WHAT THE TASK REQUIRES
Return every line of the data below that includes the string "will".

────────────────

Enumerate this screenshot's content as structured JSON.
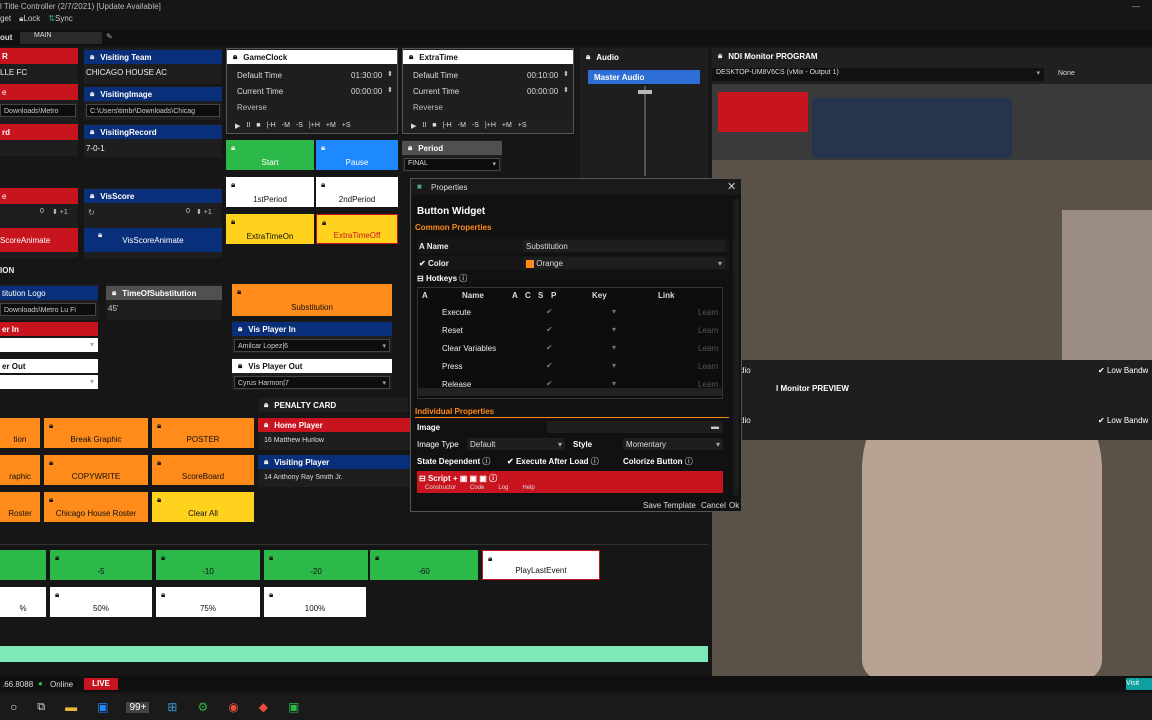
{
  "window": {
    "title": "l Title Controller (2/7/2021) [Update Available]",
    "min": "—"
  },
  "menu": {
    "get": "get",
    "lock": "Lock",
    "sync": "Sync"
  },
  "layout": {
    "label": "out",
    "main": "MAIN"
  },
  "colors": {
    "red": "#c8141e",
    "blue": "#0a2f7a",
    "orange": "#ff8c1a",
    "yellow": "#ffd21e",
    "green": "#2db84a",
    "white": "#ffffff",
    "panel": "#1e1e1e"
  },
  "left": {
    "frag1": "R",
    "frag2": "LLE FC",
    "frag3": "e",
    "frag4": "Downloads\\Metro",
    "frag5": "rd",
    "frag6": "e",
    "frag7": "ScoreAnimate",
    "frag8": "ION",
    "frag9": "titution Logo",
    "frag10": "Downloads\\Metro Lu Fi",
    "frag11": "er In",
    "frag12": "er Out",
    "score_left": "0"
  },
  "visiting_team": {
    "title": "Visiting Team",
    "value": "CHICAGO HOUSE AC"
  },
  "visiting_image": {
    "title": "VisitingImage",
    "value": "C:\\Users\\timbr\\Downloads\\Chicag"
  },
  "visiting_record": {
    "title": "VisitingRecord",
    "value": "7-0-1"
  },
  "vis_score": {
    "title": "VisScore",
    "value": "0",
    "button": "VisScoreAnimate"
  },
  "game_clock": {
    "title": "GameClock",
    "default_label": "Default Time",
    "default_value": "01:30:00",
    "current_label": "Current Time",
    "current_value": "00:00:00",
    "reverse": "Reverse",
    "controls": [
      "▶",
      "II",
      "■",
      "|-H",
      "-M",
      "-S",
      "|+H",
      "+M",
      "+S"
    ]
  },
  "extra_time": {
    "title": "ExtraTime",
    "default_label": "Default Time",
    "default_value": "00:10:00",
    "current_label": "Current Time",
    "current_value": "00:00:00",
    "reverse": "Reverse",
    "controls": [
      "▶",
      "II",
      "■",
      "|-H",
      "-M",
      "-S",
      "|+H",
      "+M",
      "+S"
    ]
  },
  "period": {
    "title": "Period",
    "value": "FINAL"
  },
  "buttons_grid": {
    "start": "Start",
    "pause": "Pause",
    "first": "1stPeriod",
    "second": "2ndPeriod",
    "extra_on": "ExtraTimeOn",
    "extra_off": "ExtraTimeOff"
  },
  "audio": {
    "title": "Audio",
    "master": "Master Audio"
  },
  "ndi_program": {
    "title": "NDI Monitor PROGRAM",
    "source": "DESKTOP-UM8V6CS (vMix - Output 1)",
    "none": "None"
  },
  "ndi_preview": {
    "title": "l Monitor PREVIEW",
    "frag": "dio",
    "frag2": "dio",
    "low1": "Low Bandw",
    "low2": "Low Bandw"
  },
  "substitution": {
    "time_title": "TimeOfSubstitution",
    "time_value": "45'",
    "button": "Substitution"
  },
  "vis_player_in": {
    "title": "Vis Player In",
    "value": "Amilcar Lopez|6"
  },
  "vis_player_out": {
    "title": "Vis Player Out",
    "value": "Cyrus Harmon|7"
  },
  "penalty": {
    "title": "PENALTY CARD",
    "home_title": "Home Player",
    "home_value": "16 Matthew Hurlow",
    "vis_title": "Visiting Player",
    "vis_value": "14 Anthony Ray Smith Jr."
  },
  "graphics": {
    "g1": "tion",
    "g2": "Break Graphic",
    "g3": "POSTER",
    "g4": "raphic",
    "g5": "COPYWRITE",
    "g6": "ScoreBoard",
    "g7": "Roster",
    "g8": "Chicago House Roster",
    "g9": "Clear All"
  },
  "bottom_buttons": {
    "m5": "-5",
    "m10": "-10",
    "m20": "-20",
    "m60": "-60",
    "playlast": "PlayLastEvent",
    "p50": "50%",
    "p75": "75%",
    "p100": "100%",
    "pct": "%"
  },
  "properties": {
    "window_title": "Properties",
    "heading": "Button Widget",
    "common": "Common Properties",
    "name_label": "Name",
    "name_value": "Substitution",
    "color_label": "Color",
    "color_value": "Orange",
    "hotkeys": "Hotkeys",
    "columns": [
      "A",
      "Name",
      "A",
      "C",
      "S",
      "P",
      "Key",
      "Link"
    ],
    "rows": [
      {
        "name": "Execute",
        "learn": "Learn"
      },
      {
        "name": "Reset",
        "learn": "Learn"
      },
      {
        "name": "Clear Variables",
        "learn": "Learn"
      },
      {
        "name": "Press",
        "learn": "Learn"
      },
      {
        "name": "Release",
        "learn": "Learn"
      }
    ],
    "individual": "Individual Properties",
    "image_label": "Image",
    "image_type_label": "Image Type",
    "image_type_value": "Default",
    "style_label": "Style",
    "style_value": "Momentary",
    "state_dependent": "State Dependent",
    "execute_after_load": "Execute After Load",
    "colorize_button": "Colorize Button",
    "script": "Script",
    "tabs": [
      "Constructor",
      "Code",
      "Log",
      "Help"
    ],
    "save_template": "Save Template",
    "cancel": "Cancel",
    "ok": "Ok"
  },
  "status": {
    "ip": ".66.8088",
    "online": "Online",
    "live": "LIVE",
    "right": "Visit"
  },
  "taskbar": {
    "badge": "99+"
  }
}
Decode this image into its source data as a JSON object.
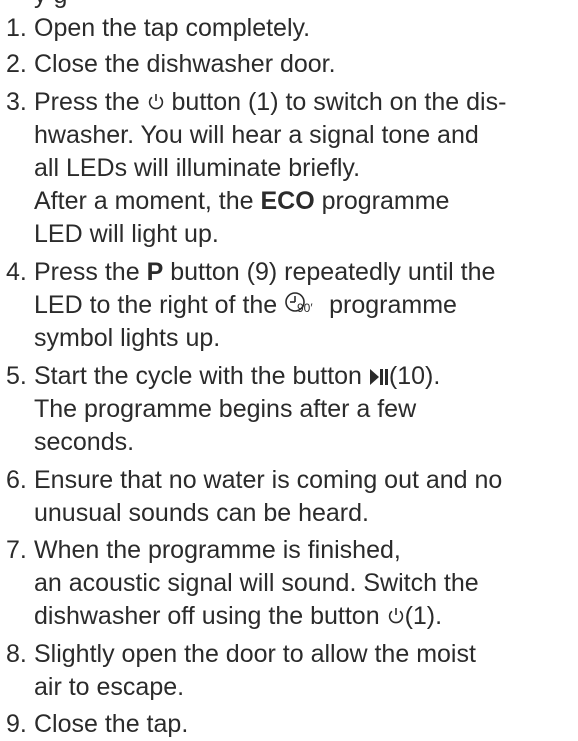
{
  "header_partial": "y                          g",
  "steps": [
    {
      "num": "1.",
      "lines": [
        {
          "t": "Open the tap completely."
        }
      ]
    },
    {
      "num": "2.",
      "lines": [
        {
          "t": "Close the dishwasher door."
        }
      ]
    },
    {
      "num": "3.",
      "lines": [
        {
          "pre": "Press the",
          "post": "button (1) to switch on the dis-"
        },
        {
          "t": "hwasher. You will hear a signal tone and"
        },
        {
          "t": "all LEDs will illuminate briefly."
        },
        {
          "pre": "After a moment, the",
          "bold": "ECO",
          "post": "programme"
        },
        {
          "t": "LED will light up."
        }
      ]
    },
    {
      "num": "4.",
      "lines": [
        {
          "pre": "Press the",
          "bold": "P",
          "post": "button (9) repeatedly until the"
        },
        {
          "pre": "LED to the right of the",
          "post": "programme"
        },
        {
          "t": "symbol lights up."
        }
      ]
    },
    {
      "num": "5.",
      "lines": [
        {
          "pre": "Start the cycle with the button",
          "post": "(10)."
        },
        {
          "t": "The programme begins after a few"
        },
        {
          "t": "seconds."
        }
      ]
    },
    {
      "num": "6.",
      "lines": [
        {
          "t": "Ensure that no water is coming out and no"
        },
        {
          "t": "unusual sounds can be heard."
        }
      ]
    },
    {
      "num": "7.",
      "lines": [
        {
          "t": "When the programme is finished,"
        },
        {
          "t": "an acoustic signal will sound. Switch the"
        },
        {
          "pre": "dishwasher off using the button",
          "post": "(1)."
        }
      ]
    },
    {
      "num": "8.",
      "lines": [
        {
          "t": "Slightly open the door to allow the moist"
        },
        {
          "t": "air to escape."
        }
      ]
    },
    {
      "num": "9.",
      "lines": [
        {
          "t": "Close the tap."
        }
      ]
    }
  ],
  "icons": {
    "power": "power-icon",
    "programme_90": "programme-90-min-icon",
    "start_pause": "start-pause-icon"
  },
  "colors": {
    "text": "#2b2b2b"
  }
}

────────────────

ANSWER TO THE EXERCISE
          "t": "hwasher. You will hear a signal tone and"
          "t": "all LEDs will illuminate briefly."
          "t": "LED will light up."
          "t": "an acoustic signal will sound. Switch the"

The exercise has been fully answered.